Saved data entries
<<<<

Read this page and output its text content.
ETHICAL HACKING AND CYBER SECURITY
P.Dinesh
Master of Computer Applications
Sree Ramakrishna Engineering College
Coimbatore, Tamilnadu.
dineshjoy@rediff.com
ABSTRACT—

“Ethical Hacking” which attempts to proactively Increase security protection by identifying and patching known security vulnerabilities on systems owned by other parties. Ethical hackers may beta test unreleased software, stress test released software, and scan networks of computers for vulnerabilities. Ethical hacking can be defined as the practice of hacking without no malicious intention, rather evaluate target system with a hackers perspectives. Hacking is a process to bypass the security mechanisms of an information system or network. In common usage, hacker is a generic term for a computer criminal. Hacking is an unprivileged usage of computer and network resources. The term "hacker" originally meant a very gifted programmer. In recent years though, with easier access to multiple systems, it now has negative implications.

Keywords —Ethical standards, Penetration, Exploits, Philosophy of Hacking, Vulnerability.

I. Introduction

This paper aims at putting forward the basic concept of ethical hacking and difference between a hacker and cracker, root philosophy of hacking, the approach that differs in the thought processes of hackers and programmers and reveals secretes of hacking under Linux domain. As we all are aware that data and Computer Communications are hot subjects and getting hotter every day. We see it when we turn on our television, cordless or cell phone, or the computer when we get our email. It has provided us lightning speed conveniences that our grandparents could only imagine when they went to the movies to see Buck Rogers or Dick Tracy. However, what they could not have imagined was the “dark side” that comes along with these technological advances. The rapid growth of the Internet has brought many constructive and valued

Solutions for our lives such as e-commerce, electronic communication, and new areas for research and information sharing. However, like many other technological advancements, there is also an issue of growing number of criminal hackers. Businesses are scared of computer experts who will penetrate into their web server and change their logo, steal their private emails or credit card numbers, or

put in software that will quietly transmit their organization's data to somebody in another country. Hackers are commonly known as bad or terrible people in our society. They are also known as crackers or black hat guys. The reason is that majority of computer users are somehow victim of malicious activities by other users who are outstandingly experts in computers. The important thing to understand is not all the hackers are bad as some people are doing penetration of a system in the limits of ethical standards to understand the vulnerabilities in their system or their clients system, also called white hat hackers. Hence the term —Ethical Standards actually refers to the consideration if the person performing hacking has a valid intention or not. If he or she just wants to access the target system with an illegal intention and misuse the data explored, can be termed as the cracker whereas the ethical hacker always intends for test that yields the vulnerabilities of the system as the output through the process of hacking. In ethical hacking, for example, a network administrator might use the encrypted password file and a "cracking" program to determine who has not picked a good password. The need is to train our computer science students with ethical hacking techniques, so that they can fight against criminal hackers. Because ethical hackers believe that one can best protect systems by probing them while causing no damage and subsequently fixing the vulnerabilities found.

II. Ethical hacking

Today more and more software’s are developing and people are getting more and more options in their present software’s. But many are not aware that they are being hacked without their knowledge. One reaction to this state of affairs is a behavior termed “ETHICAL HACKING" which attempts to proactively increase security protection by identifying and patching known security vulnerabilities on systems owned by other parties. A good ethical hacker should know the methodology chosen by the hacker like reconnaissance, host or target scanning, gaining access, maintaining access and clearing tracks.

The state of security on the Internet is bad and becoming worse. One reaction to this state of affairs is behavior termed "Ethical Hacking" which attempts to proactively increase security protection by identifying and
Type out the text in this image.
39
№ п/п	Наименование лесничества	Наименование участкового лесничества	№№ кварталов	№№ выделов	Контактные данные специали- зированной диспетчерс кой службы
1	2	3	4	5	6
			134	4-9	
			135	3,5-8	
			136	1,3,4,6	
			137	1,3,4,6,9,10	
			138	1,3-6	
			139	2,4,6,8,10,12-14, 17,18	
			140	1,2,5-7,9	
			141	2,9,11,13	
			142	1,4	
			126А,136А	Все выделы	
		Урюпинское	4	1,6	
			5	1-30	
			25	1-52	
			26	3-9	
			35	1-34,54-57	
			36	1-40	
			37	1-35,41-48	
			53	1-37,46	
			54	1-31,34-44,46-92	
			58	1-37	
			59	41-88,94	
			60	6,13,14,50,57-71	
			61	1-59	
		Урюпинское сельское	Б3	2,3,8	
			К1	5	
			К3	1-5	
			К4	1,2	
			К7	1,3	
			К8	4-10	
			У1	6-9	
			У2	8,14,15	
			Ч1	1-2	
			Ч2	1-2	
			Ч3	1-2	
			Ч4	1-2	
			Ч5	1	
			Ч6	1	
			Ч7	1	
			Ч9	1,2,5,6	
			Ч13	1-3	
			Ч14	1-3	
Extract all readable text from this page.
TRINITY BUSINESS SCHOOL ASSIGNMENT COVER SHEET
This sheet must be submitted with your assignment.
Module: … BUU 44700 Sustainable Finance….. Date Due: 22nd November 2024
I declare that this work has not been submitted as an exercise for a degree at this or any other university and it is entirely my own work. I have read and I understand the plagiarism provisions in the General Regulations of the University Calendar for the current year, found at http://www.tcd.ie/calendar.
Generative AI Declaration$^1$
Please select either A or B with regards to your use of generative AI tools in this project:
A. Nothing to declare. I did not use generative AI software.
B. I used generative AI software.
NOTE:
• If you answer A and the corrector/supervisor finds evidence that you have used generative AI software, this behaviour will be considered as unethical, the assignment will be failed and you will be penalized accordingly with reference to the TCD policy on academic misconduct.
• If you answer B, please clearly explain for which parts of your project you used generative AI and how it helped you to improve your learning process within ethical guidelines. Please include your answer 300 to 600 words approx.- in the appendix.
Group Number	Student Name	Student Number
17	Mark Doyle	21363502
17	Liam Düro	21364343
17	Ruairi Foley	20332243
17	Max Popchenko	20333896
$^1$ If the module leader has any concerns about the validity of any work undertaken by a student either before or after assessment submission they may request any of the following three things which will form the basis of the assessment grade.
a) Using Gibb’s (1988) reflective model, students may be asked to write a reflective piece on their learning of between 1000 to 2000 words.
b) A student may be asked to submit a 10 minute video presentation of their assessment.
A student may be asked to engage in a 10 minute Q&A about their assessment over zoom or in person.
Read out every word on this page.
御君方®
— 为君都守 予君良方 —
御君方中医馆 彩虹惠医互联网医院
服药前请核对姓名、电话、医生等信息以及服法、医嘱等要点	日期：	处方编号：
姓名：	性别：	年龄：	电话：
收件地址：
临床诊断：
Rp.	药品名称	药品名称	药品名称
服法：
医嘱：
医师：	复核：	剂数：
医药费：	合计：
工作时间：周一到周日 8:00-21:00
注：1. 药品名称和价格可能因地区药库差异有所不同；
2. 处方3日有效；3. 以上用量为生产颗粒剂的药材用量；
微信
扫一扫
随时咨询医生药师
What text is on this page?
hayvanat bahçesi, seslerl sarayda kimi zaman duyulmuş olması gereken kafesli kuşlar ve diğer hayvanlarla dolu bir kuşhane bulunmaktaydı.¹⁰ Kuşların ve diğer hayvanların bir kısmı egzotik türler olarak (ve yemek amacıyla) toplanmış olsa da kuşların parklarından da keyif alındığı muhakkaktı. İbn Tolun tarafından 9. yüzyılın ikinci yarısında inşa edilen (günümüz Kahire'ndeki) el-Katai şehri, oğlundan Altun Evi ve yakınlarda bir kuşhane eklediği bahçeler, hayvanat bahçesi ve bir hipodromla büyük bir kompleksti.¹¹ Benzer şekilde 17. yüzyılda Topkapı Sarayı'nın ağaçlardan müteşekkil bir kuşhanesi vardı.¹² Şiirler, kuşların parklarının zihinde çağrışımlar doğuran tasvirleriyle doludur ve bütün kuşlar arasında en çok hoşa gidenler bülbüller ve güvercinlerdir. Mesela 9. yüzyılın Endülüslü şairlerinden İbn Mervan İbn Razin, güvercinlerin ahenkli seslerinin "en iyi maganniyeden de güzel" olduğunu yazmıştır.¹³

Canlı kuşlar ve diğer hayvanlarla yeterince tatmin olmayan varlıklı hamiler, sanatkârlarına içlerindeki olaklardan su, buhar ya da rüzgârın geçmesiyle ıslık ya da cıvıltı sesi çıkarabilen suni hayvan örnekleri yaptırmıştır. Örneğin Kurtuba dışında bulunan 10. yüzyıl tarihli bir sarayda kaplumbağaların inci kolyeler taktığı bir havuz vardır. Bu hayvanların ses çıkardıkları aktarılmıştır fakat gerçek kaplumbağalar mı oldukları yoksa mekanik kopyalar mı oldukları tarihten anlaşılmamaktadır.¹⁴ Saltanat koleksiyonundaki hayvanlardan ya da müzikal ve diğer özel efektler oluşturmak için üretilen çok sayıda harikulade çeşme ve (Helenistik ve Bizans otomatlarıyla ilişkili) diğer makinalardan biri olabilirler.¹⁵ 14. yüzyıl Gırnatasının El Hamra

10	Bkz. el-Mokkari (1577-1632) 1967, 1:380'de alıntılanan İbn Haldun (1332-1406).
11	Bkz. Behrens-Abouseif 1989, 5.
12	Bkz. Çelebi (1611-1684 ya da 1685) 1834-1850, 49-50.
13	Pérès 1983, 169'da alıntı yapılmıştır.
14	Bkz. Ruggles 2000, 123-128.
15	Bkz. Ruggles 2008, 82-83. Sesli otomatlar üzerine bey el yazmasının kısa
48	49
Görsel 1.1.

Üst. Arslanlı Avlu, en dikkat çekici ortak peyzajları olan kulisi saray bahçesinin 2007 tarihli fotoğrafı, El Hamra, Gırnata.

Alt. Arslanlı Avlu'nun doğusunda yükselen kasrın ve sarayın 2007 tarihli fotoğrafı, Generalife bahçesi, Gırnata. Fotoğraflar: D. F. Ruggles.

>>>>

▶ **Exercise goal**: Copy every line above that includes the string "learning".

▶ **Reply to the task**:
• If you answer B, please clearly explain for which parts of your project you used generative AI and how it helped you to improve your learning process within ethical guidelines. Please include your answer 300 to 600 words approx.- in the appendix.
a) Using Gibb’s (1988) reflective model, students may be asked to write a reflective piece on their learning of between 1000 to 2000 words.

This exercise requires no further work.